═════ Provided text
This May, when sampling platform Material Bank announced a staggering $100 million fundraise, CEO Adam Sandow told Business of Home that acquisitions were on the horizon. A scant four months later, he’s made good on his word. Material Bank has acquired London-based procurement platform Clippings. The price of the deal was not disclosed.

“We look for ways to serve designers and make specifiers’ lives easier. [Clippings] has built a suite of products that do just that,” Sandow tells BOH. “[The acquisition] goes towards our focus towards making it easier for the design industry and taking away pain points.”

Clippings may be unfamiliar to American readers, though it’s an established presence in the U.K. and across Europe. The company, founded in 2014, has two core businesses. The more well-known is an online marketplace that seeks to bring Amazon-like e-commerce to procurement for (mostly commercial) design projects. Designers use the free online service to source product from more than 650 brands; Clippings handles the shipping and logistics and earns a margin on the sale. In that respect, the platform is similar to the crop of stateside online marketplaces that have sprung up in recent years, including SideDoor, Design Trade Services, Daniel House and Bellvine. Each has its own unique features, but all are looking to consolidate the design industry’s scattered purchasing process in one place.

Sandow says that the marketplace service will continue to expand in Europe, but he has no immediate plans to bring it to the U.S. Instead, his focus will be on Clippings’s other business: Licensing its technology to design-world brands to use as a turnkey solution to power their e-commerce. (Many of those deals are private, but Herman Miller used Clippings for its HMPro e-comm platform, which launched earlier this year.)
══════════
═════ Data block
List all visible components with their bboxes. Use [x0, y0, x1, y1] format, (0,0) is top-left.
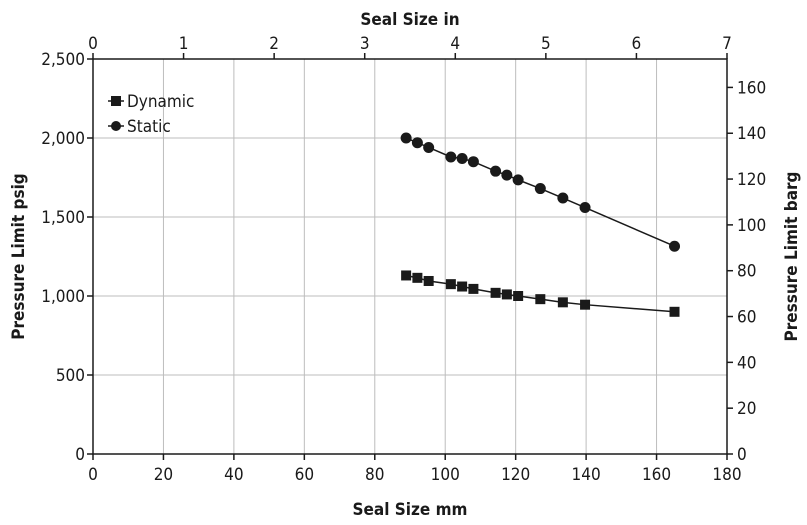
══════════
• Aim of the task:
Using the Clippings acquisition article, answer the following:
(a) In what year was Clippings founded?
(b) How many brands can designers source product from through the Clippings marketplace?
(c) Which company used Clippings for its HMPro e-commerce platform?

• The answer:
(a) 2014
(b) More than 650
(c) Herman Miller